◆ TASK BRIEF
Show each line of the data below that has the string "text" in it.

◆ EXERCISE INPUTS
- - -

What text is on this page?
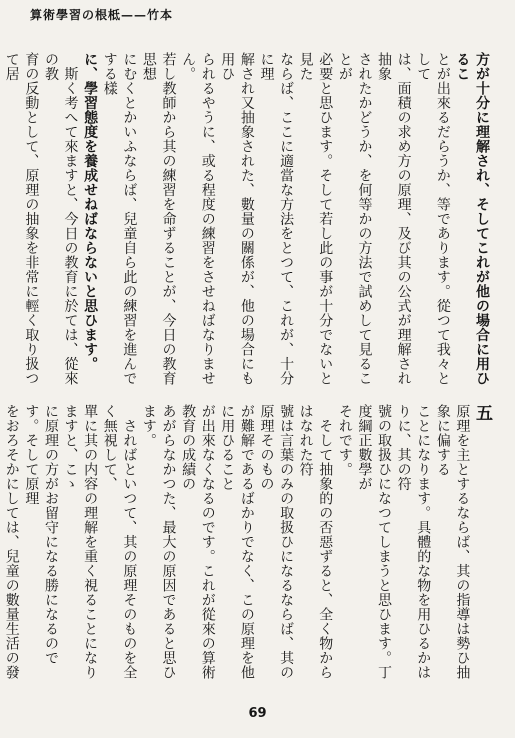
算術學習の根柢——竹本
方が十分に理解され、そしてこれが他の場合に用ひるこ
とが出來るだらうか、等であります。從つて我々として
は、面積の求め方の原理、及び其の公式が理解され抽象
されたかどうか、を何等かの方法で試めして見ることが
必要と思ひます。そして若し此の事が十分でないと見た
ならば、ここに適當な方法をとつて、これが、十分に理
解され又抽象された、數量の關係が、他の場合にも用ひ
られるやうに、或る程度の練習をさせねばなりません。
若し教師から其の練習を命ずることが、今日の教育思想
にむくとかいふならば、兒童自ら此の練習を進んでする樣
に、學習態度を養成せねばならないと思ひます。
　斯く考へて來ますと、今日の教育に於ては、從來の教
育の反動として、原理の抽象を非常に輕く取り扱つて居
五
原理を主とするならば、其の指導は勢ひ抽象に偏する
ことになります。具體的な物を用ひるかはりに、其の符
號の取扱ひになつてしまうと思ひます。丁度綱正數學が
それです。
　そして抽象的の否惡ずると、全く物からはなれた符
號は言葉のみの取扱ひになるならば、其の原理そのもの
が難解であるばかりでなく、この原理を他に用ひること
が出來なくなるのです。これが從來の算術教育の成績の
あがらなかつた、最大の原因であると思ひます。
　さればといつて、其の原理そのものを全く無視して、
單に其の内容の理解を重く視ることになりますと、こゝ
に原理の方がお留守になる勝になるのです。そして原理
をおろそかにしては、兒童の數量生活の發
69
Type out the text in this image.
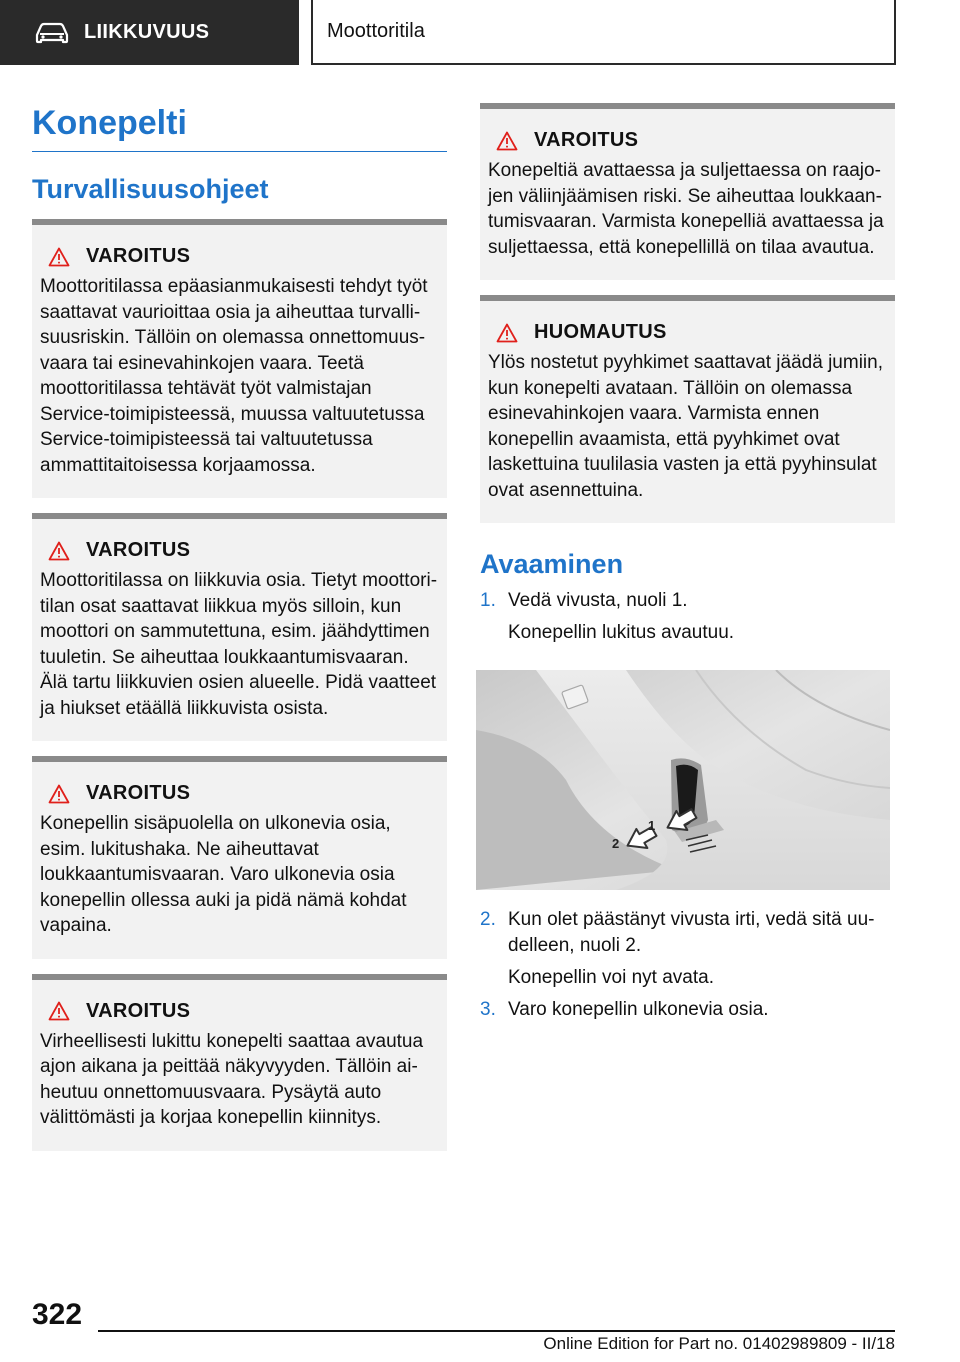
LIIKKUVUUS	Moottoritila
Konepelti
Turvallisuusohjeet
VAROITUS

Moottoritilassa epäasianmukaisesti tehdyt työt saattavat vaurioittaa osia ja aiheuttaa turvallisuusriskin. Tällöin on olemassa onnettomuusvaara tai esinevahinkojen vaara. Teetä moottoritilassa tehtävät työt valmistajan Service-toimipisteessä, muussa valtuutetussa Service-toimipisteessä tai valtuutetussa ammattitaitoisessa korjaamossa.

VAROITUS

Moottoritilassa on liikkuvia osia. Tietyt moottoritilan osat saattavat liikkua myös silloin, kun moottori on sammutettuna, esim. jäähdyttimen tuuletin. Se aiheuttaa loukkaantumisvaaran. Älä tartu liikkuvien osien alueelle. Pidä vaatteet ja hiukset etäällä liikkuvista osista.

VAROITUS

Konepellin sisäpuolella on ulkonevia osia, esim. lukitushaka. Ne aiheuttavat loukkaantumisvaaran. Varo ulkonevia osia konepellin ollessa auki ja pidä nämä kohdat vapaina.

VAROITUS

Virheellisesti lukittu konepelti saattaa avautua ajon aikana ja peittää näkyvyyden. Tällöin aiheutuu onnettomuusvaara. Pysäytä auto välittömästi ja korjaa konepellin kiinnitys.

VAROITUS

Konepeltiä avattaessa ja suljettaessa on raajojen väliinjäämisen riski. Se aiheuttaa loukkaantumisvaaran. Varmista konepelliä avattaessa ja suljettaessa, että konepellillä on tilaa avautua.

HUOMAUTUS

Ylös nostetut pyyhkimet saattavat jäädä jumiin, kun konepelti avataan. Tällöin on olemassa esinevahinkojen vaara. Varmista ennen konepellin avaamista, että pyyhkimet ovat laskettuina tuulilasia vasten ja että pyyhinsulat ovat asennettuina.

Avaaminen
1. Vedä vivusta, nuoli 1.
Konepellin lukitus avautuu.
1
2
2. Kun olet päästänyt vivusta irti, vedä sitä uudelleen, nuoli 2.
Konepellin voi nyt avata.
3. Varo konepellin ulkonevia osia.
322
Online Edition for Part no. 01402989809 - II/18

- - -

◆ RESULT OF THE EXERCISE
What text is on this page?
Type out the text in this image.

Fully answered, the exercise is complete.